What is expected: Reproduce the material below, replacing "candle-body" with "candlestick-body" everywhere it occurs and leaving everything else unchanged.

Records supplied:
/---

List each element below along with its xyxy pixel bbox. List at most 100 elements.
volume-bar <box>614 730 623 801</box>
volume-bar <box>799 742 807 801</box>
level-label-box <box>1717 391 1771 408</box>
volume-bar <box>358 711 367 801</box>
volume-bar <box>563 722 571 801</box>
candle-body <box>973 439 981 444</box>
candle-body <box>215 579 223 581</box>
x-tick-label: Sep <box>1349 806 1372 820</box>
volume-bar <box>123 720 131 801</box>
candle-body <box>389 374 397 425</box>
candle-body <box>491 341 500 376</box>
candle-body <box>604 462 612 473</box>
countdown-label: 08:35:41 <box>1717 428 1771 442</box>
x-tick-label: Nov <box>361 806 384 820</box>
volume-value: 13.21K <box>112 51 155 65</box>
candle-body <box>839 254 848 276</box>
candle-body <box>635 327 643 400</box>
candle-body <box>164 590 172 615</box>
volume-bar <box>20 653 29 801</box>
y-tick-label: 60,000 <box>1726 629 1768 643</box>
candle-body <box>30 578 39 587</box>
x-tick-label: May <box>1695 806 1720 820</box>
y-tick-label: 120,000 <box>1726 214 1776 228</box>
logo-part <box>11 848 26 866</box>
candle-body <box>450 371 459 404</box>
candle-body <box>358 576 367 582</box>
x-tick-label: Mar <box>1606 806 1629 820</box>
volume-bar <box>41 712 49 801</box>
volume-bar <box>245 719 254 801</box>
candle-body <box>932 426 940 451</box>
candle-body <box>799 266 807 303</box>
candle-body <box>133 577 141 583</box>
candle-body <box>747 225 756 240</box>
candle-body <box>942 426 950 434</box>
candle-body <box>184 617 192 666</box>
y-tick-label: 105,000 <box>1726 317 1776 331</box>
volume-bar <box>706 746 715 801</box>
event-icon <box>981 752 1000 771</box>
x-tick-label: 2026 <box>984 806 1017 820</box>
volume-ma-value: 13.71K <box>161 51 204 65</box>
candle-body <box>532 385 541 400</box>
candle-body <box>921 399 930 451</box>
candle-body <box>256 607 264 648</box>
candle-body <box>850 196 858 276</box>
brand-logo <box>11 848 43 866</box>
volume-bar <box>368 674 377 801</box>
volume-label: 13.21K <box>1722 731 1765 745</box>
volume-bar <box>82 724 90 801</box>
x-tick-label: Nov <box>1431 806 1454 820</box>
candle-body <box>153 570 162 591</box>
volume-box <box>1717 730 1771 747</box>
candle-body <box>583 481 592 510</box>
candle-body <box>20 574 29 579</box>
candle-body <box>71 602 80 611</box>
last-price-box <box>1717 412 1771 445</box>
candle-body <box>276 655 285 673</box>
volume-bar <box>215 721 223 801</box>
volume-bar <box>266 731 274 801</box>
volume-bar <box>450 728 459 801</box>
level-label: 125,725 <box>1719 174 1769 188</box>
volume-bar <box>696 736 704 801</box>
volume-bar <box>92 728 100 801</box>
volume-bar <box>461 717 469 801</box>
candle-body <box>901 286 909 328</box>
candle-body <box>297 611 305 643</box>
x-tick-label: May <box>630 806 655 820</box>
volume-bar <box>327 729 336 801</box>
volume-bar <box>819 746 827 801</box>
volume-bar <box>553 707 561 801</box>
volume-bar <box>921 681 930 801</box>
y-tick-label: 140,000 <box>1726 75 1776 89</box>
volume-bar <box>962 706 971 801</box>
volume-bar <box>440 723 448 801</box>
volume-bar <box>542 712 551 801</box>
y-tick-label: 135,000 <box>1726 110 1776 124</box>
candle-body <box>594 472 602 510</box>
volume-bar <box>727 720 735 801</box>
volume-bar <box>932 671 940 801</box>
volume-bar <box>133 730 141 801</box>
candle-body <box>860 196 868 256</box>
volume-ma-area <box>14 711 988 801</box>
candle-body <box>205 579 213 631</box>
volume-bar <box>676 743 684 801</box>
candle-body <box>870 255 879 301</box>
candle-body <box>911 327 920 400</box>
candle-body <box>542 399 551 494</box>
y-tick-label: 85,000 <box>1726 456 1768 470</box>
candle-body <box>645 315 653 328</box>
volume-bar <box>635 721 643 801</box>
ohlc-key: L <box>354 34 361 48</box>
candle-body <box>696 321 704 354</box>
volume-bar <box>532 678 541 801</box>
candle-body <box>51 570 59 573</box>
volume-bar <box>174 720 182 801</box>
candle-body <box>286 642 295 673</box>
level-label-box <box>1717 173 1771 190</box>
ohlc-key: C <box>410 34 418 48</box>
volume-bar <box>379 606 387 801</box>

\---

Exercise solution:
List each element below along with its xyxy pixel bbox. List at most 100 elements.
volume-bar <box>614 730 623 801</box>
volume-bar <box>799 742 807 801</box>
level-label-box <box>1717 391 1771 408</box>
volume-bar <box>358 711 367 801</box>
volume-bar <box>563 722 571 801</box>
candlestick-body <box>973 439 981 444</box>
candlestick-body <box>215 579 223 581</box>
x-tick-label: Sep <box>1349 806 1372 820</box>
volume-bar <box>123 720 131 801</box>
candlestick-body <box>389 374 397 425</box>
candlestick-body <box>491 341 500 376</box>
candlestick-body <box>604 462 612 473</box>
countdown-label: 08:35:41 <box>1717 428 1771 442</box>
x-tick-label: Nov <box>361 806 384 820</box>
volume-value: 13.21K <box>112 51 155 65</box>
candlestick-body <box>839 254 848 276</box>
candlestick-body <box>635 327 643 400</box>
candlestick-body <box>164 590 172 615</box>
volume-bar <box>20 653 29 801</box>
y-tick-label: 60,000 <box>1726 629 1768 643</box>
candlestick-body <box>30 578 39 587</box>
x-tick-label: May <box>1695 806 1720 820</box>
y-tick-label: 120,000 <box>1726 214 1776 228</box>
logo-part <box>11 848 26 866</box>
candlestick-body <box>450 371 459 404</box>
candlestick-body <box>358 576 367 582</box>
x-tick-label: Mar <box>1606 806 1629 820</box>
volume-bar <box>41 712 49 801</box>
volume-bar <box>245 719 254 801</box>
candlestick-body <box>932 426 940 451</box>
candlestick-body <box>799 266 807 303</box>
candlestick-body <box>133 577 141 583</box>
candlestick-body <box>747 225 756 240</box>
candlestick-body <box>942 426 950 434</box>
candlestick-body <box>184 617 192 666</box>
y-tick-label: 105,000 <box>1726 317 1776 331</box>
volume-bar <box>706 746 715 801</box>
event-icon <box>981 752 1000 771</box>
x-tick-label: 2026 <box>984 806 1017 820</box>
volume-ma-value: 13.71K <box>161 51 204 65</box>
candlestick-body <box>532 385 541 400</box>
candlestick-body <box>921 399 930 451</box>
candlestick-body <box>256 607 264 648</box>
candlestick-body <box>850 196 858 276</box>
brand-logo <box>11 848 43 866</box>
volume-bar <box>368 674 377 801</box>
volume-label: 13.21K <box>1722 731 1765 745</box>
volume-bar <box>82 724 90 801</box>
x-tick-label: Nov <box>1431 806 1454 820</box>
candlestick-body <box>153 570 162 591</box>
volume-box <box>1717 730 1771 747</box>
candlestick-body <box>583 481 592 510</box>
candlestick-body <box>20 574 29 579</box>
candlestick-body <box>71 602 80 611</box>
last-price-box <box>1717 412 1771 445</box>
candlestick-body <box>276 655 285 673</box>
volume-bar <box>215 721 223 801</box>
volume-bar <box>266 731 274 801</box>
volume-bar <box>450 728 459 801</box>
level-label: 125,725 <box>1719 174 1769 188</box>
volume-bar <box>696 736 704 801</box>
volume-bar <box>92 728 100 801</box>
volume-bar <box>461 717 469 801</box>
candlestick-body <box>901 286 909 328</box>
candlestick-body <box>297 611 305 643</box>
x-tick-label: May <box>630 806 655 820</box>
volume-bar <box>327 729 336 801</box>
volume-bar <box>819 746 827 801</box>
volume-bar <box>553 707 561 801</box>
volume-bar <box>921 681 930 801</box>
y-tick-label: 140,000 <box>1726 75 1776 89</box>
volume-bar <box>962 706 971 801</box>
volume-bar <box>440 723 448 801</box>
volume-bar <box>542 712 551 801</box>
y-tick-label: 135,000 <box>1726 110 1776 124</box>
candlestick-body <box>594 472 602 510</box>
volume-bar <box>727 720 735 801</box>
volume-bar <box>932 671 940 801</box>
volume-bar <box>133 730 141 801</box>
candlestick-body <box>860 196 868 256</box>
volume-ma-area <box>14 711 988 801</box>
candlestick-body <box>205 579 213 631</box>
volume-bar <box>676 743 684 801</box>
candlestick-body <box>870 255 879 301</box>
candlestick-body <box>911 327 920 400</box>
candlestick-body <box>542 399 551 494</box>
y-tick-label: 85,000 <box>1726 456 1768 470</box>
candlestick-body <box>645 315 653 328</box>
volume-bar <box>635 721 643 801</box>
ohlc-key: L <box>354 34 361 48</box>
candlestick-body <box>696 321 704 354</box>
volume-bar <box>532 678 541 801</box>
candlestick-body <box>51 570 59 573</box>
volume-bar <box>174 720 182 801</box>
candlestick-body <box>286 642 295 673</box>
level-label-box <box>1717 173 1771 190</box>
ohlc-key: C <box>410 34 418 48</box>
volume-bar <box>379 606 387 801</box>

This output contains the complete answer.